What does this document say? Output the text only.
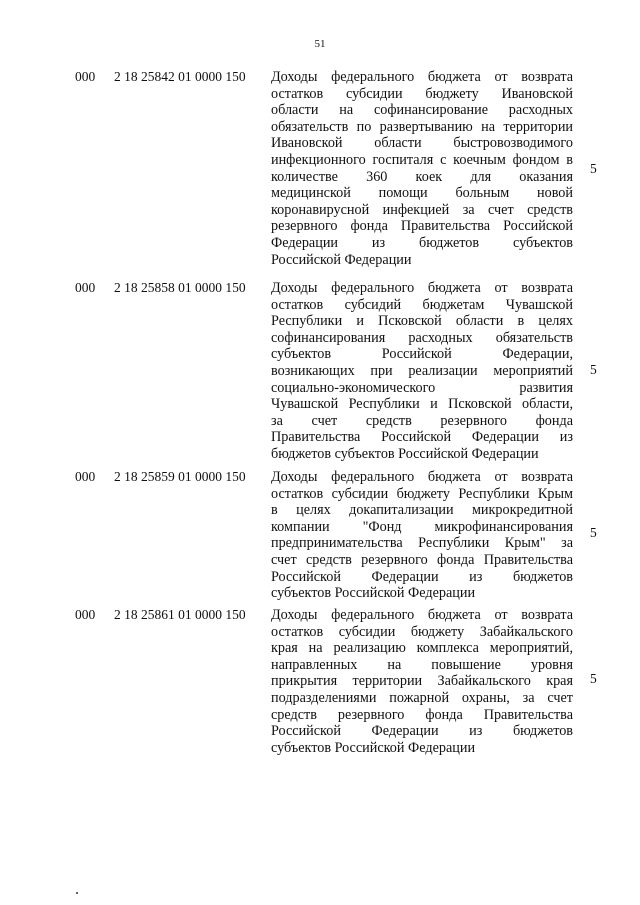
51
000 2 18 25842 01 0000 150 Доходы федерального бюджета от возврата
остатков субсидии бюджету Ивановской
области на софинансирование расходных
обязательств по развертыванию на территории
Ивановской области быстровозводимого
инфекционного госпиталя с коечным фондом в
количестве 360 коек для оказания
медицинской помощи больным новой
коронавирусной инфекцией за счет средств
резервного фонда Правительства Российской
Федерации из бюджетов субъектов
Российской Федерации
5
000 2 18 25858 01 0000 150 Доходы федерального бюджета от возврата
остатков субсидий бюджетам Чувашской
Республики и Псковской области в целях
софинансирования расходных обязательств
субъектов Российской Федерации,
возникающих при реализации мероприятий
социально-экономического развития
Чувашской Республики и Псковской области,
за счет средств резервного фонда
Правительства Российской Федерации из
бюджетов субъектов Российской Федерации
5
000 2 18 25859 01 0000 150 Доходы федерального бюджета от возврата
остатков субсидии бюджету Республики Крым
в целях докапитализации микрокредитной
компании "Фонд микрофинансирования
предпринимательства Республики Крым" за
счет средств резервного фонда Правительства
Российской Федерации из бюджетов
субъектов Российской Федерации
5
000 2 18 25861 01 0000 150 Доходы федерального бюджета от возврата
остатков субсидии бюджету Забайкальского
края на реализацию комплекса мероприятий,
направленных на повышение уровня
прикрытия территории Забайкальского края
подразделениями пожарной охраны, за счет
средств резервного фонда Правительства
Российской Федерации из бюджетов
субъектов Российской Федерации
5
* * *
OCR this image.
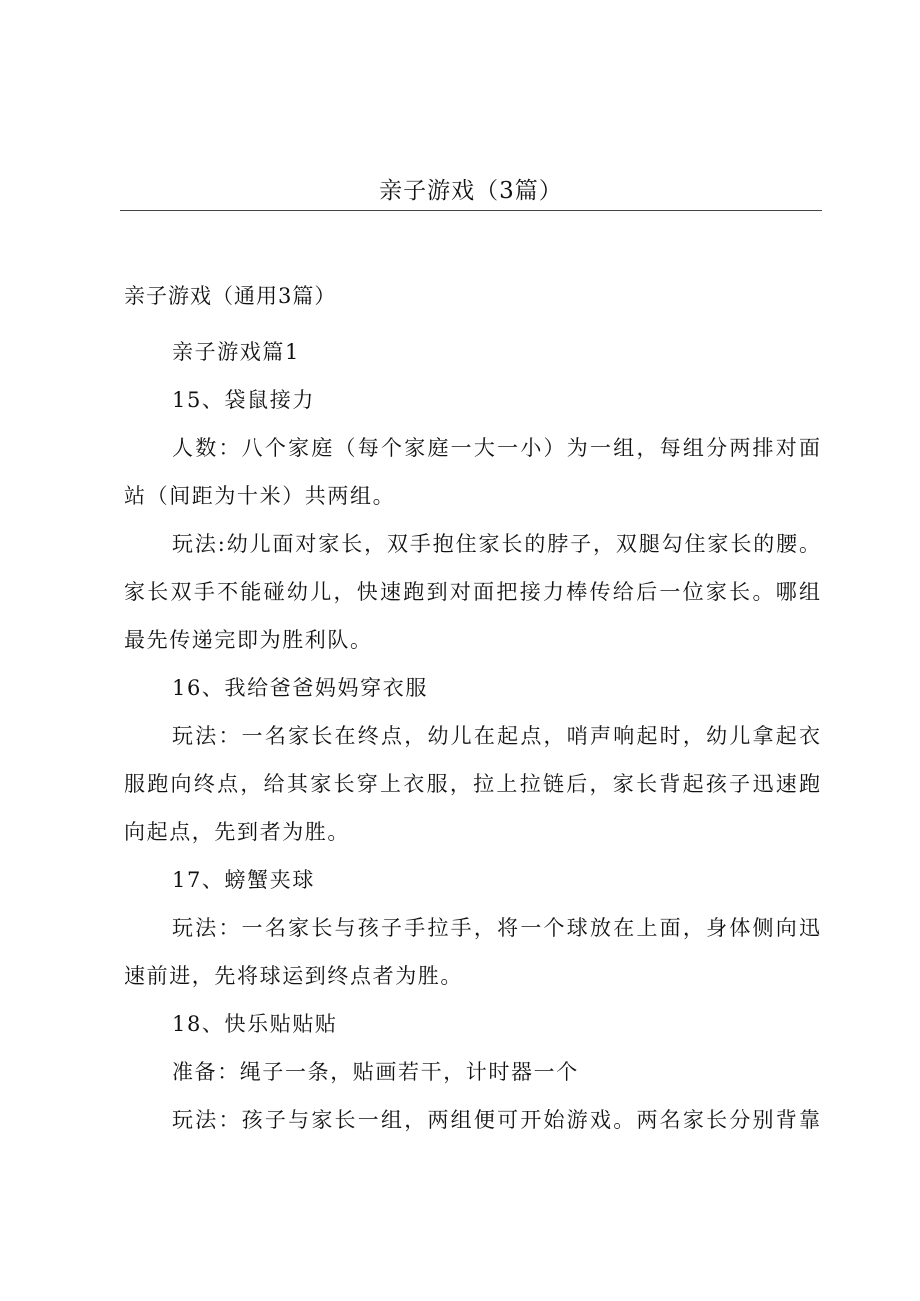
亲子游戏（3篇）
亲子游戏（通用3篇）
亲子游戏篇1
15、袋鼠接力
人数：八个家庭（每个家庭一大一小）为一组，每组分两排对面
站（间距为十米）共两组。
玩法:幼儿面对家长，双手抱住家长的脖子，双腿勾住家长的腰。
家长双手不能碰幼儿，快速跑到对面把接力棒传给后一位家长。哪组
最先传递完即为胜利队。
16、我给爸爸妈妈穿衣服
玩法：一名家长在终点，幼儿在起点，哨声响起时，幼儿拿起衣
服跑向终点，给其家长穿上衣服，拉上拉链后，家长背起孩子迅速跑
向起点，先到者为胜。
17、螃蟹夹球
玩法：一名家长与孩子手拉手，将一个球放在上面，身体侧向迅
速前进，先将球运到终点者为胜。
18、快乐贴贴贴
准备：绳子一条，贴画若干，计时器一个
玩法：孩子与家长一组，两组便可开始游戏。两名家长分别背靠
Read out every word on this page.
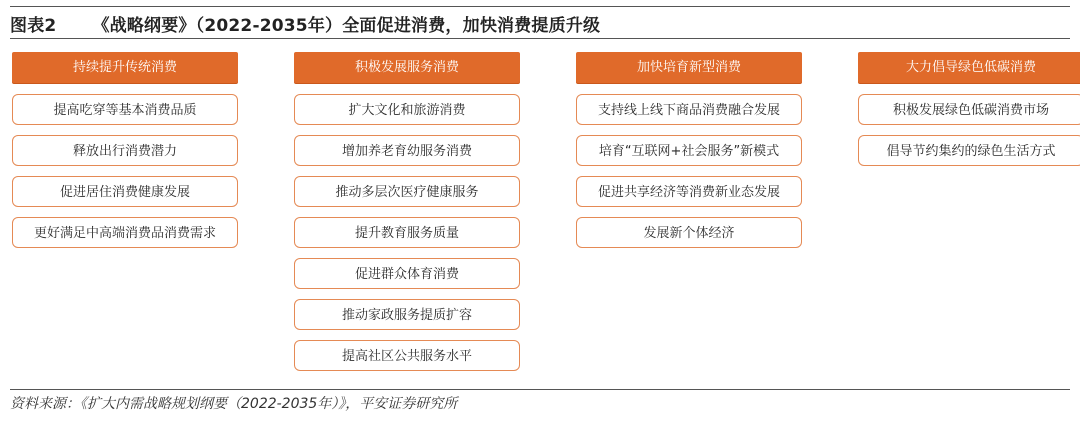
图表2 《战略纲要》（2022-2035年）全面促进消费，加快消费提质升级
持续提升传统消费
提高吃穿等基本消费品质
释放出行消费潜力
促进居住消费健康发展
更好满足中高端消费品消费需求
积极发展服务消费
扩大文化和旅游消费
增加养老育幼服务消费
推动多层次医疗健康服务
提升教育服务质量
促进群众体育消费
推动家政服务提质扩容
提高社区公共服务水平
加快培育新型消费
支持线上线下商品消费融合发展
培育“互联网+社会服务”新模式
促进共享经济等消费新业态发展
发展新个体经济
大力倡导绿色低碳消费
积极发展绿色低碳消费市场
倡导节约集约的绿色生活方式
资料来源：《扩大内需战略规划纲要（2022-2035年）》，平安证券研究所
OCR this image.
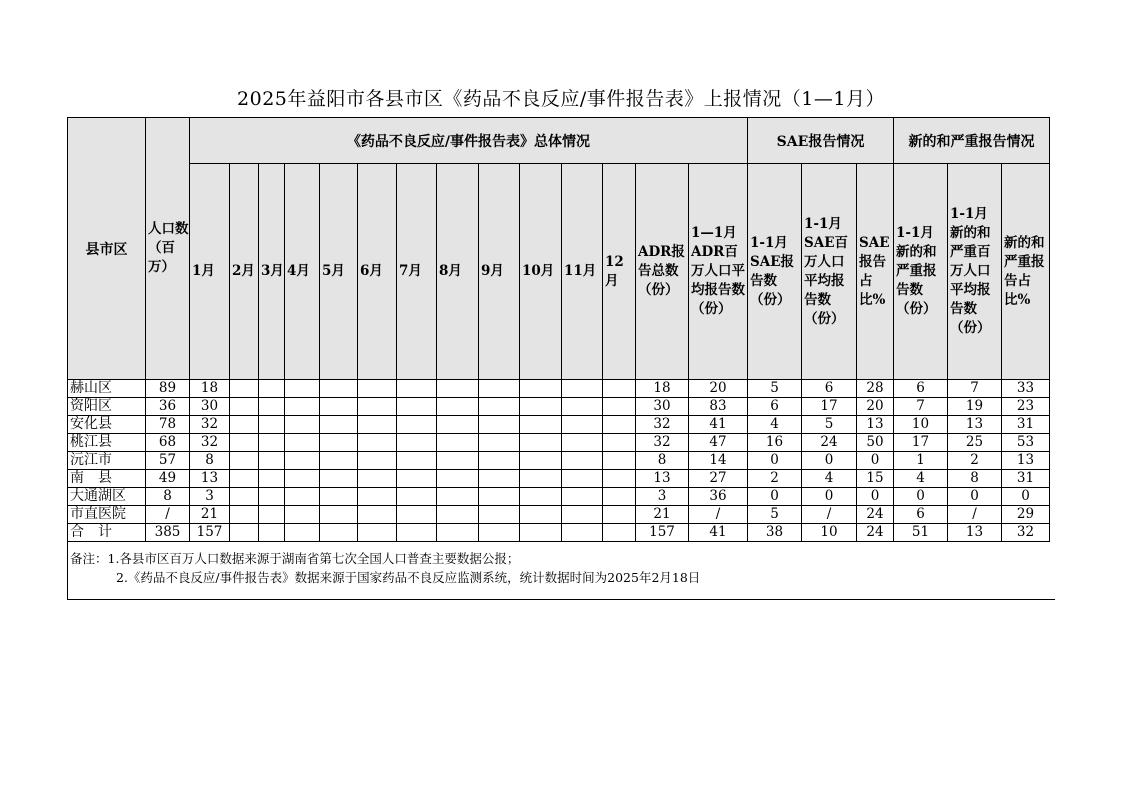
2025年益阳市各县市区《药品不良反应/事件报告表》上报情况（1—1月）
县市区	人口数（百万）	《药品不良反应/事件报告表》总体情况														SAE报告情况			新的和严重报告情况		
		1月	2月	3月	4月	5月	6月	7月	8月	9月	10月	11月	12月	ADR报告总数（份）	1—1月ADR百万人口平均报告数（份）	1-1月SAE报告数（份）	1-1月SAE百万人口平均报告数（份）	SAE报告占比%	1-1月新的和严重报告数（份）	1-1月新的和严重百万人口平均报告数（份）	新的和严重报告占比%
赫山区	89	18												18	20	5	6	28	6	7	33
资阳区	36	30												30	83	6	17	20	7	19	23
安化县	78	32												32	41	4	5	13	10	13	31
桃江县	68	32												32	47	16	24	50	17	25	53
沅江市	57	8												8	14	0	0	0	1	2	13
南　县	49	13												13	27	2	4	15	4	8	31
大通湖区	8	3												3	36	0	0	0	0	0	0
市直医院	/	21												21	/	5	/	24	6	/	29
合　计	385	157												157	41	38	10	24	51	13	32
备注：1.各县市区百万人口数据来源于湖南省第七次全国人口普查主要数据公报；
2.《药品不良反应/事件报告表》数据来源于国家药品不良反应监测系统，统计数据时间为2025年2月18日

What this task involves — Pick out lines containing the word "药品不良反应", each one as written.

Task output —
2025年益阳市各县市区《药品不良反应/事件报告表》上报情况（1—1月）
县市区	人口数（百万）	《药品不良反应/事件报告表》总体情况														SAE报告情况			新的和严重报告情况		
2.《药品不良反应/事件报告表》数据来源于国家药品不良反应监测系统，统计数据时间为2025年2月18日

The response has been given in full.